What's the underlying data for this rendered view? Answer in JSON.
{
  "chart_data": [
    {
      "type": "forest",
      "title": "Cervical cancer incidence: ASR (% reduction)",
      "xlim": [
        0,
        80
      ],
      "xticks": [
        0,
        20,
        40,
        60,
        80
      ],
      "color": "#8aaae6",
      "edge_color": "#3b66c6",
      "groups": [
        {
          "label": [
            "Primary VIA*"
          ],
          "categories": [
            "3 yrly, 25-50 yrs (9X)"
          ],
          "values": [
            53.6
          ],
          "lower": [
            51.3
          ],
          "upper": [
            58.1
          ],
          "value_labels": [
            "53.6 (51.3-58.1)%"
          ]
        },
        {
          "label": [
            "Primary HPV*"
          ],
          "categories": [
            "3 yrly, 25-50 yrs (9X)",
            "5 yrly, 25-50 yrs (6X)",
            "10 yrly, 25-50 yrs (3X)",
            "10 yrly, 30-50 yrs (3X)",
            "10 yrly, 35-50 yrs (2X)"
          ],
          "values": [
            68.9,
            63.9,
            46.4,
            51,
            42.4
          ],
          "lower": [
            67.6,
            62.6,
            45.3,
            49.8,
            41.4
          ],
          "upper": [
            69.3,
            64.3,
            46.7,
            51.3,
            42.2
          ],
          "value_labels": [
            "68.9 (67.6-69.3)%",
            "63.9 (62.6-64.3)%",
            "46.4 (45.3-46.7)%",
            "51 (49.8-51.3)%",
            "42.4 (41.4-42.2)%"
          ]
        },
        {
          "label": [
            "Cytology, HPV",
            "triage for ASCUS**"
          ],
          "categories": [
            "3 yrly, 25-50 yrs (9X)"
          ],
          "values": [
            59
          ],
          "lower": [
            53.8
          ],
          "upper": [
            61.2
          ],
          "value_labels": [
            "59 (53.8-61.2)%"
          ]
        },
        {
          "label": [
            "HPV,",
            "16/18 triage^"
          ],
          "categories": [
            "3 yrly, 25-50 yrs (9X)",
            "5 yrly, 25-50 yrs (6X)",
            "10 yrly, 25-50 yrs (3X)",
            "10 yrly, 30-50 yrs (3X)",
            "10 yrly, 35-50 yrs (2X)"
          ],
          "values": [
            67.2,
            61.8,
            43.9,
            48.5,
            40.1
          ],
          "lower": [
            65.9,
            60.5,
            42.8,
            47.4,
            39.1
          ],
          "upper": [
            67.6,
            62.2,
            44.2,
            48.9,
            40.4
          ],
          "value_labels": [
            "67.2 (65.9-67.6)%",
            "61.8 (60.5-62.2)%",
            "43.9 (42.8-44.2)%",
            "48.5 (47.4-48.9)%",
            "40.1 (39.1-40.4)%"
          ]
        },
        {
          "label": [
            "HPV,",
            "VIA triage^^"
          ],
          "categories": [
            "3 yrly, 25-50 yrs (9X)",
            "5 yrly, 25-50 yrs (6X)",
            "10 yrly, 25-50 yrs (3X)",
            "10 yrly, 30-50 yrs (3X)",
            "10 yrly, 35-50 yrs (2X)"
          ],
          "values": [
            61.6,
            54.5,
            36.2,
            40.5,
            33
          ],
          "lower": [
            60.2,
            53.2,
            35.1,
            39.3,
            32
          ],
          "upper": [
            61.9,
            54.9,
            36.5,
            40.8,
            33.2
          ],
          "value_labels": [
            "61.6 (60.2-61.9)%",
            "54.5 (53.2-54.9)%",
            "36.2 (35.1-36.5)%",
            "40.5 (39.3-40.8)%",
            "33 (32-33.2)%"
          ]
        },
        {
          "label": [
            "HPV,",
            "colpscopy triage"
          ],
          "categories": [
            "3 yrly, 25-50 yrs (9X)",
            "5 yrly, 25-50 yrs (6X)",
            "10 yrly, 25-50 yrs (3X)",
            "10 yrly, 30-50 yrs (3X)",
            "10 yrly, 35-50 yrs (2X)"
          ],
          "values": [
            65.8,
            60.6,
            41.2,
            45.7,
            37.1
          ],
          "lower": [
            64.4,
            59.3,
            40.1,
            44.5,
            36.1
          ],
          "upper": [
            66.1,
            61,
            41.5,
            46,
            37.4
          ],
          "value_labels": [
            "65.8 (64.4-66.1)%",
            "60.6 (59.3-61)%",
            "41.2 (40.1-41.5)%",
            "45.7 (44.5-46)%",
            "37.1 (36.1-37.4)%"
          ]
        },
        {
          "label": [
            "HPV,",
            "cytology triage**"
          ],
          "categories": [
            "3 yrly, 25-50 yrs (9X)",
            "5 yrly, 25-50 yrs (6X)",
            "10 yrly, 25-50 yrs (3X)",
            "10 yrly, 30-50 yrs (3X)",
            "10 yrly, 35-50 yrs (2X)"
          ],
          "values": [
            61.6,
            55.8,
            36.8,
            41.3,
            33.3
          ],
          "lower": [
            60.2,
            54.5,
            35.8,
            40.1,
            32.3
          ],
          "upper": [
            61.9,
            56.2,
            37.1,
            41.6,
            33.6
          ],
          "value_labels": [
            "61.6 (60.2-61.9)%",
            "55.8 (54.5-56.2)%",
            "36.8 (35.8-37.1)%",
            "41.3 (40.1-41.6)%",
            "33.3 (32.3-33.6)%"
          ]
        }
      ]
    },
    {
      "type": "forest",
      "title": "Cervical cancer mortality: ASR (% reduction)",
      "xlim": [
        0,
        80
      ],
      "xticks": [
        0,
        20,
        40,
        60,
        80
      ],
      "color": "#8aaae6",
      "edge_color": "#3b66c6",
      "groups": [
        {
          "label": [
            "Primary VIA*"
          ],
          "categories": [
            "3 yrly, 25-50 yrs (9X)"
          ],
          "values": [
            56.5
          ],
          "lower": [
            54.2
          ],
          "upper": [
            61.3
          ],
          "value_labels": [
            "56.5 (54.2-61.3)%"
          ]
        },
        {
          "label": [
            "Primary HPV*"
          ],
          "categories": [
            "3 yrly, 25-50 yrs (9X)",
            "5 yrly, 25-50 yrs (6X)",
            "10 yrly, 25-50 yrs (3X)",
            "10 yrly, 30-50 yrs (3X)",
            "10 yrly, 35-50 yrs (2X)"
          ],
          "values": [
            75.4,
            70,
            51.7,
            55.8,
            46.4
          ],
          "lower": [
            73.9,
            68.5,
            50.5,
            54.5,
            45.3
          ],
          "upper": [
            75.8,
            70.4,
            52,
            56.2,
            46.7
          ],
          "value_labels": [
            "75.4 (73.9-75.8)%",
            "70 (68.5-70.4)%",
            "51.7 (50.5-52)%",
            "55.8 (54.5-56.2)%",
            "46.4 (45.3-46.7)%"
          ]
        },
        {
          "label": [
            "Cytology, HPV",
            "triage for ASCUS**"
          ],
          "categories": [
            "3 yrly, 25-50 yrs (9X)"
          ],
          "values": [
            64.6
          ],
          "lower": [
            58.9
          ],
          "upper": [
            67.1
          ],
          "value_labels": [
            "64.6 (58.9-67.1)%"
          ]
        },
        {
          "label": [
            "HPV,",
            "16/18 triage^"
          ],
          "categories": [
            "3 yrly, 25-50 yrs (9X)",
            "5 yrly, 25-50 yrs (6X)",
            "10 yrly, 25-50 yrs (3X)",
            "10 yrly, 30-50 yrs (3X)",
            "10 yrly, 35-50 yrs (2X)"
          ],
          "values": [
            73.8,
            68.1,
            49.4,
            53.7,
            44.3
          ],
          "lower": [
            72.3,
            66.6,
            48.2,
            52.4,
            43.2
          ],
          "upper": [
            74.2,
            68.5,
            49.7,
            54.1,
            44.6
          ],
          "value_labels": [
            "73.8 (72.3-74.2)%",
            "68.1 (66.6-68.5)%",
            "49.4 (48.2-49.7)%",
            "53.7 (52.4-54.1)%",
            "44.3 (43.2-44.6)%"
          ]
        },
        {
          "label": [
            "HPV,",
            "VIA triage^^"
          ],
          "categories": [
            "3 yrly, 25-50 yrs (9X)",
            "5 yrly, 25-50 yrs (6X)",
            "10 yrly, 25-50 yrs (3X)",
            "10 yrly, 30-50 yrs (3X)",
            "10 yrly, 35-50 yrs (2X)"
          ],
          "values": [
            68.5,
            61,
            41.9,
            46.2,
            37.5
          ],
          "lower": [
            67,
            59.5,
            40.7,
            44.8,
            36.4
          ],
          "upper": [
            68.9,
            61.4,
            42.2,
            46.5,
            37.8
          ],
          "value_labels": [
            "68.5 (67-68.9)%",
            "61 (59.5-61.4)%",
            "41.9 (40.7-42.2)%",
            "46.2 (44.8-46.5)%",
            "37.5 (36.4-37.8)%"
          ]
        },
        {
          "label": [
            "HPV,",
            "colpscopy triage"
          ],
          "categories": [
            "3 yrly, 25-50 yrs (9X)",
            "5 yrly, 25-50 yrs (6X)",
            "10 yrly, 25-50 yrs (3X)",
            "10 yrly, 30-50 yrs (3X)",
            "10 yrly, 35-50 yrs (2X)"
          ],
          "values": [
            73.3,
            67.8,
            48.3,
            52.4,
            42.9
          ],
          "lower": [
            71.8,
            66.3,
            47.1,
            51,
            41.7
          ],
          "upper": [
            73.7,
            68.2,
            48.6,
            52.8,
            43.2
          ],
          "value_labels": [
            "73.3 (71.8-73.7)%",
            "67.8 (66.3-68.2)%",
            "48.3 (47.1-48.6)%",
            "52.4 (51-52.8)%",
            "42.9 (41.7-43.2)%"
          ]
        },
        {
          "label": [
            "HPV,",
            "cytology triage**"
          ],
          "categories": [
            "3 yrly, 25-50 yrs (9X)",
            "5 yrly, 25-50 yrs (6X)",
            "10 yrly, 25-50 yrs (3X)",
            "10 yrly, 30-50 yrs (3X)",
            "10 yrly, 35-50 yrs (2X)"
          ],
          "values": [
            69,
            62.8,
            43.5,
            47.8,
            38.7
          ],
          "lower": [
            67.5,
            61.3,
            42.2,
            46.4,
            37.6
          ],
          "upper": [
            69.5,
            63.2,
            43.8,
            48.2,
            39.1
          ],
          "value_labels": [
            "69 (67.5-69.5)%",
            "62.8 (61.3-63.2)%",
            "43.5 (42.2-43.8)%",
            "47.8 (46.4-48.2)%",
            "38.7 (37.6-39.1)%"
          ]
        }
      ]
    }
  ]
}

────────────────

**Exercise instructions**
Among the entries above, how many lines include the word "reduction"? Reply with the number only.

**Written solution**
2